* Challenge *
Output the material below in its entirety, exactly as given.

* Information supplied *
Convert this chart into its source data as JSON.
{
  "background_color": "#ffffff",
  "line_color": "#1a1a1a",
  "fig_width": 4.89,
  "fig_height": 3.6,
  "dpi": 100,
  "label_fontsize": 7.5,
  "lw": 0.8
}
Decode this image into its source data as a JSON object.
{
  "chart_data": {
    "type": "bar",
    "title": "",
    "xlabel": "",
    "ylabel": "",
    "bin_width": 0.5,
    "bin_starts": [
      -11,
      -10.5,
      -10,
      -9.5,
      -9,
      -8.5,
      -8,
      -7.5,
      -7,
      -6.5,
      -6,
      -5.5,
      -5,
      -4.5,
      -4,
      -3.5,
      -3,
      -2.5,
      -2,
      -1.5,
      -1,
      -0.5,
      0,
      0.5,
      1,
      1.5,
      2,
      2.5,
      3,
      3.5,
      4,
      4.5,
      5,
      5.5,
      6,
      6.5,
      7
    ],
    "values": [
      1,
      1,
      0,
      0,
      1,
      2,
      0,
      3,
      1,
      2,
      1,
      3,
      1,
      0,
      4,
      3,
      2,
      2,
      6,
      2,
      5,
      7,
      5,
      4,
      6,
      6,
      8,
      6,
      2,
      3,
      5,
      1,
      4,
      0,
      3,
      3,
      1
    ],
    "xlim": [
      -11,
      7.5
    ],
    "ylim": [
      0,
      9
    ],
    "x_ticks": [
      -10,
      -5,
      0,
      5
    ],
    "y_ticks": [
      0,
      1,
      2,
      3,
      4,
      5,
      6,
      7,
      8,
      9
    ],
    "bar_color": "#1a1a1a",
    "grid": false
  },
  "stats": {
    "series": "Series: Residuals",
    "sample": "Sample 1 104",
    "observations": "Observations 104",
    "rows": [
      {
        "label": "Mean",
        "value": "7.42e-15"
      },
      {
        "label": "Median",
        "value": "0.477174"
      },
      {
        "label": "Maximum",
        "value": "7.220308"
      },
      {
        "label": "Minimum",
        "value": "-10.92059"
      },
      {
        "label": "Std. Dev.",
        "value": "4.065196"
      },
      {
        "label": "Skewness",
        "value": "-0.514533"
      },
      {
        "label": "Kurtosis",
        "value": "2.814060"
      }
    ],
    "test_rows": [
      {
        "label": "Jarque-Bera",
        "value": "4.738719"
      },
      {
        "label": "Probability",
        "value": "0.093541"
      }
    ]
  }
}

* Solved exercise *
Convert this chart into its source data as JSON.
{
  "background_color": "#ffffff",
  "line_color": "#1a1a1a",
  "fig_width": 4.89,
  "fig_height": 3.6,
  "dpi": 100,
  "label_fontsize": 7.5,
  "lw": 0.8
}
Decode this image into its source data as a JSON object.
{
  "chart_data": {
    "type": "bar",
    "title": "",
    "xlabel": "",
    "ylabel": "",
    "bin_width": 0.5,
    "bin_starts": [
      -11,
      -10.5,
      -10,
      -9.5,
      -9,
      -8.5,
      -8,
      -7.5,
      -7,
      -6.5,
      -6,
      -5.5,
      -5,
      -4.5,
      -4,
      -3.5,
      -3,
      -2.5,
      -2,
      -1.5,
      -1,
      -0.5,
      0,
      0.5,
      1,
      1.5,
      2,
      2.5,
      3,
      3.5,
      4,
      4.5,
      5,
      5.5,
      6,
      6.5,
      7
    ],
    "values": [
      1,
      1,
      0,
      0,
      1,
      2,
      0,
      3,
      1,
      2,
      1,
      3,
      1,
      0,
      4,
      3,
      2,
      2,
      6,
      2,
      5,
      7,
      5,
      4,
      6,
      6,
      8,
      6,
      2,
      3,
      5,
      1,
      4,
      0,
      3,
      3,
      1
    ],
    "xlim": [
      -11,
      7.5
    ],
    "ylim": [
      0,
      9
    ],
    "x_ticks": [
      -10,
      -5,
      0,
      5
    ],
    "y_ticks": [
      0,
      1,
      2,
      3,
      4,
      5,
      6,
      7,
      8,
      9
    ],
    "bar_color": "#1a1a1a",
    "grid": false
  },
  "stats": {
    "series": "Series: Residuals",
    "sample": "Sample 1 104",
    "observations": "Observations 104",
    "rows": [
      {
        "label": "Mean",
        "value": "7.42e-15"
      },
      {
        "label": "Median",
        "value": "0.477174"
      },
      {
        "label": "Maximum",
        "value": "7.220308"
      },
      {
        "label": "Minimum",
        "value": "-10.92059"
      },
      {
        "label": "Std. Dev.",
        "value": "4.065196"
      },
      {
        "label": "Skewness",
        "value": "-0.514533"
      },
      {
        "label": "Kurtosis",
        "value": "2.814060"
      }
    ],
    "test_rows": [
      {
        "label": "Jarque-Bera",
        "value": "4.738719"
      },
      {
        "label": "Probability",
        "value": "0.093541"
      }
    ]
  }
}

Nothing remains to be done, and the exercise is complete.